- What the task requires
Look through the material below. Copy each line that contains the string "жилого".

- Material to process
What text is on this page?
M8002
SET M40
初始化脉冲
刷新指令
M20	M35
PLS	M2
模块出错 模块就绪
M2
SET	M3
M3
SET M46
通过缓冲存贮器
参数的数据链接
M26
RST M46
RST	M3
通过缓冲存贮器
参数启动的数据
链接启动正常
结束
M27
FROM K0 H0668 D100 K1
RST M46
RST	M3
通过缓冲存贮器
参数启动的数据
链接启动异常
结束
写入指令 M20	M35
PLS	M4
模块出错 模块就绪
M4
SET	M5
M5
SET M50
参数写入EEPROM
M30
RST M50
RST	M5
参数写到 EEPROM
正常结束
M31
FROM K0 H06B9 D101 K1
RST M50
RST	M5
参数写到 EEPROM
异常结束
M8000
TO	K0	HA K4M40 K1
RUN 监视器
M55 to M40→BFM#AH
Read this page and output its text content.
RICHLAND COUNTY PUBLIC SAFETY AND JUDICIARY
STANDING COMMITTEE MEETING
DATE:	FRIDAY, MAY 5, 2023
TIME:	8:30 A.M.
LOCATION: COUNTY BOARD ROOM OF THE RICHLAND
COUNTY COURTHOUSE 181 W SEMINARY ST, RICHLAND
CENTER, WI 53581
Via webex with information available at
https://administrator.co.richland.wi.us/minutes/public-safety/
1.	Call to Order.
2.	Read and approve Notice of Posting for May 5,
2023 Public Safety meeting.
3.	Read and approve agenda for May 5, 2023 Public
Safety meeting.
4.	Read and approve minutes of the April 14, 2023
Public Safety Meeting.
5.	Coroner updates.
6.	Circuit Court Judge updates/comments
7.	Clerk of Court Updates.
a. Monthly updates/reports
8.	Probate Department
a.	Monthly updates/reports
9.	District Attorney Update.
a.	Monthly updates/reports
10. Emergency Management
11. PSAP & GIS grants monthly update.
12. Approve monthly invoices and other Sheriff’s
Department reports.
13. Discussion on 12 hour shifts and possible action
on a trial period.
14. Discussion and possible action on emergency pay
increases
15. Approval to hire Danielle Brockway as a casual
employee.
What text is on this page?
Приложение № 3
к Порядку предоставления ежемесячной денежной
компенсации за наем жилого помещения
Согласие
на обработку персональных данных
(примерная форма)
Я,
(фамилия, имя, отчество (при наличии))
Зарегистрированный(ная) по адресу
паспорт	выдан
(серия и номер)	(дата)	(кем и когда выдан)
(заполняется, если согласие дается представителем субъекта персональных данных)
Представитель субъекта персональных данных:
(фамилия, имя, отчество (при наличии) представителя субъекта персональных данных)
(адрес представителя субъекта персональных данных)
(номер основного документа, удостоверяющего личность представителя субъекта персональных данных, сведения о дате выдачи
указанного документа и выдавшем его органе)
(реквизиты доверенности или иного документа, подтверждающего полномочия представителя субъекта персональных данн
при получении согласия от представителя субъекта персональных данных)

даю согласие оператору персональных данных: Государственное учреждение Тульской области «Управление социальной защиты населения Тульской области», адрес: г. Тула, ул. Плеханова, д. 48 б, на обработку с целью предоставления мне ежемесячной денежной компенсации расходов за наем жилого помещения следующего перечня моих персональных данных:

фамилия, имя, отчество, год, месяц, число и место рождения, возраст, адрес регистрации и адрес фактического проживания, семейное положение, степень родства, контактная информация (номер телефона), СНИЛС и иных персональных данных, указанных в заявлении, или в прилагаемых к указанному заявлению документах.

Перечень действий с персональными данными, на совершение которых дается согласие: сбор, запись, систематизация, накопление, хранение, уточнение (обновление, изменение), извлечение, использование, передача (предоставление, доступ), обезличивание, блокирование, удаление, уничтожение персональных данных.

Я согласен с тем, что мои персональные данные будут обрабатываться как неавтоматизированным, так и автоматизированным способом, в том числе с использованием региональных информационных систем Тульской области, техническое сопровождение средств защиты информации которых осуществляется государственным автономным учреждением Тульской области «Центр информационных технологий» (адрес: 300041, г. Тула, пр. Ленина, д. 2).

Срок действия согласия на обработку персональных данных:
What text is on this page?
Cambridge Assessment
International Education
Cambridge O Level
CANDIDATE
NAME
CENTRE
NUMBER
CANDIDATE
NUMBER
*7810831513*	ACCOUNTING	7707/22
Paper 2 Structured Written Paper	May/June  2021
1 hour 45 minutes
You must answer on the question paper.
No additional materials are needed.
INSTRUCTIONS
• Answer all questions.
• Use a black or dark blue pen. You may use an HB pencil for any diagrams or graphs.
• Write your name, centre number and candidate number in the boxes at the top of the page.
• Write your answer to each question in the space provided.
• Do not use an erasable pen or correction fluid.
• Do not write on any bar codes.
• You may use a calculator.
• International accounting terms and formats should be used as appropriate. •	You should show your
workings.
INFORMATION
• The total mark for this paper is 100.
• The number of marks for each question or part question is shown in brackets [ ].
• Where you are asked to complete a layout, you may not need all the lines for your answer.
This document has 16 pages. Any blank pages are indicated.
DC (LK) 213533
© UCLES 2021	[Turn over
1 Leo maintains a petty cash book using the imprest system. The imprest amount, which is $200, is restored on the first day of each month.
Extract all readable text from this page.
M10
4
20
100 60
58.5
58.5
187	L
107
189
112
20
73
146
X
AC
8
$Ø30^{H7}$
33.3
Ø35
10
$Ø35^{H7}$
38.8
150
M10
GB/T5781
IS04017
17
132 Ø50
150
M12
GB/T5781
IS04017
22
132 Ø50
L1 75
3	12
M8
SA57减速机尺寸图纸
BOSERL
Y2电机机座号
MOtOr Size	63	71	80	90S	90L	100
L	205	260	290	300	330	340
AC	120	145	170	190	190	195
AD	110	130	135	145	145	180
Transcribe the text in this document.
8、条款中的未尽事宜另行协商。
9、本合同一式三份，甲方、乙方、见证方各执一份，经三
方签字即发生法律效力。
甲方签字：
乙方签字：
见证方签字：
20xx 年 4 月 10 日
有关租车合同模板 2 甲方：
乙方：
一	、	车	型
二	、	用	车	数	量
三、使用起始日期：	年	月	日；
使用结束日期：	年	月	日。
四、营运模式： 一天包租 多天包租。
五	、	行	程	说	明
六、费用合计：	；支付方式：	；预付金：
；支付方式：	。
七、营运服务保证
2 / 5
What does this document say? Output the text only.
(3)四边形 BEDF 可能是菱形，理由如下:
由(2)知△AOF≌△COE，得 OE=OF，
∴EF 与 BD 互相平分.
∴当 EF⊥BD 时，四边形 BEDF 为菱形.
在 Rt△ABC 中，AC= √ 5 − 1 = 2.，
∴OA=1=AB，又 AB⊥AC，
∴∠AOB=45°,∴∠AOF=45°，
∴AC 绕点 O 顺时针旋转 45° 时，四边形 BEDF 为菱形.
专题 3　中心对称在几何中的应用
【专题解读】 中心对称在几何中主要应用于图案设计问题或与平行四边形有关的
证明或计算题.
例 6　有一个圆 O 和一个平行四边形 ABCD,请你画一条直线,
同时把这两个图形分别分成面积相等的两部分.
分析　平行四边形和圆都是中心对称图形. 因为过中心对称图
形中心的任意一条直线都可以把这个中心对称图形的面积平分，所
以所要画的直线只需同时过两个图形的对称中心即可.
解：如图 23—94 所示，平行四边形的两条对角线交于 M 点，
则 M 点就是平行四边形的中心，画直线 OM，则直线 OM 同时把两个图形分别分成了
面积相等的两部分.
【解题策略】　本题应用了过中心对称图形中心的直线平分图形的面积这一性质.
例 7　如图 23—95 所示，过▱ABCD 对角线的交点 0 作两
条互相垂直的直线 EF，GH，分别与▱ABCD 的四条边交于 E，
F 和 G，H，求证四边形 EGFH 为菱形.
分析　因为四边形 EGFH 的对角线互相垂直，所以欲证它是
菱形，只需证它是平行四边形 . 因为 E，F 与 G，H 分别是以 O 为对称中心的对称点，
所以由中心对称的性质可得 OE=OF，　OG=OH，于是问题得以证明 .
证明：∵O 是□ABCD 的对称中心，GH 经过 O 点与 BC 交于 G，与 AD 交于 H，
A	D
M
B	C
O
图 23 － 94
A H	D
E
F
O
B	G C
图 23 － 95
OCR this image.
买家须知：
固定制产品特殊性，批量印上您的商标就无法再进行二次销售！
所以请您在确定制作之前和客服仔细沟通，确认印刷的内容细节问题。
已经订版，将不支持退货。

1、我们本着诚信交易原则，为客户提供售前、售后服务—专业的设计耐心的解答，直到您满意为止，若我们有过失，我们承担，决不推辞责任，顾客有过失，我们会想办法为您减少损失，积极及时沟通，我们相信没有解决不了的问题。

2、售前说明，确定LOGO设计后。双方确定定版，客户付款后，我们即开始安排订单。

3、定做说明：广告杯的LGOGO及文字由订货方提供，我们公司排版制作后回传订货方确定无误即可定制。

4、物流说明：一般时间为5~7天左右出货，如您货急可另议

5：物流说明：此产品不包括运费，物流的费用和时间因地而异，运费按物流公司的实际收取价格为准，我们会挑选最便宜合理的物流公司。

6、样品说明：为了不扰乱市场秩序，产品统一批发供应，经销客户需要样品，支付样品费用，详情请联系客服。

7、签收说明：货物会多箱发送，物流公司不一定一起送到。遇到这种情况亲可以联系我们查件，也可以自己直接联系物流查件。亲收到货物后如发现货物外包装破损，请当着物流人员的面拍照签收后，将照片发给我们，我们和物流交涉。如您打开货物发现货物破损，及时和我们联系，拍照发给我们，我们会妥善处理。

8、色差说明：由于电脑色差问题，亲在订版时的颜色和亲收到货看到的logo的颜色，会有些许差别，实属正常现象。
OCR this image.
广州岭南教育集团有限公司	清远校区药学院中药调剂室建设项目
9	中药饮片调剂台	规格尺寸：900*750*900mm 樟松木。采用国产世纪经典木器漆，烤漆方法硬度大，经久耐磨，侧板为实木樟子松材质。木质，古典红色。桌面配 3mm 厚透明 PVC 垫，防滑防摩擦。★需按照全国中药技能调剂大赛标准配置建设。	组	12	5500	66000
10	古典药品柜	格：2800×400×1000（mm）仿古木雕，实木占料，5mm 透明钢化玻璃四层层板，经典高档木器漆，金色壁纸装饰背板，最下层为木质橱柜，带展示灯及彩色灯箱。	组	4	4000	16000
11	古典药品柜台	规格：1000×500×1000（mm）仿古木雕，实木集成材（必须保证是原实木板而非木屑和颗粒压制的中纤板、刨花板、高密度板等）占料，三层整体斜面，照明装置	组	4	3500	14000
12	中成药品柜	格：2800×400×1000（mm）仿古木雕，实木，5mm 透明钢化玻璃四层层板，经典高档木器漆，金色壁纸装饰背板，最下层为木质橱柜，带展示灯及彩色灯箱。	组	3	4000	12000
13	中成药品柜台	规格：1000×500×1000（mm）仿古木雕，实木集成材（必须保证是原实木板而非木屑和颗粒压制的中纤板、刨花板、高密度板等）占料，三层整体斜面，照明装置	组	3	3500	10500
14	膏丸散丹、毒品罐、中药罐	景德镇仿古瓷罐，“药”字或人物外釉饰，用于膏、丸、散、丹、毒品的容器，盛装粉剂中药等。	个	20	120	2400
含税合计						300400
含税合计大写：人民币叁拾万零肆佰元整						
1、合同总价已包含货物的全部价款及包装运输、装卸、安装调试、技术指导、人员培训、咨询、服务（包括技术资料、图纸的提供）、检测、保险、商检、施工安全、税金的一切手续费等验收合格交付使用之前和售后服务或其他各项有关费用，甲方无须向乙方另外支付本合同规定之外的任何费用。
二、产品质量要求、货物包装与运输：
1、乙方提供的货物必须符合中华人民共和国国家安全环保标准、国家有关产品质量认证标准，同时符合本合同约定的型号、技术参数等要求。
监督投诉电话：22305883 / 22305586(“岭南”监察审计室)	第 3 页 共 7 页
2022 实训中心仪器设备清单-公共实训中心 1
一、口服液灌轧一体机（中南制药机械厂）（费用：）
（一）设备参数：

- Response
компенсации за наем жилого помещения
даю согласие оператору персональных данных: Государственное учреждение Тульской области «Управление социальной защиты населения Тульской области», адрес: г. Тула, ул. Плеханова, д. 48 б, на обработку с целью предоставления мне ежемесячной денежной компенсации расходов за наем жилого помещения следующего перечня моих персональных данных:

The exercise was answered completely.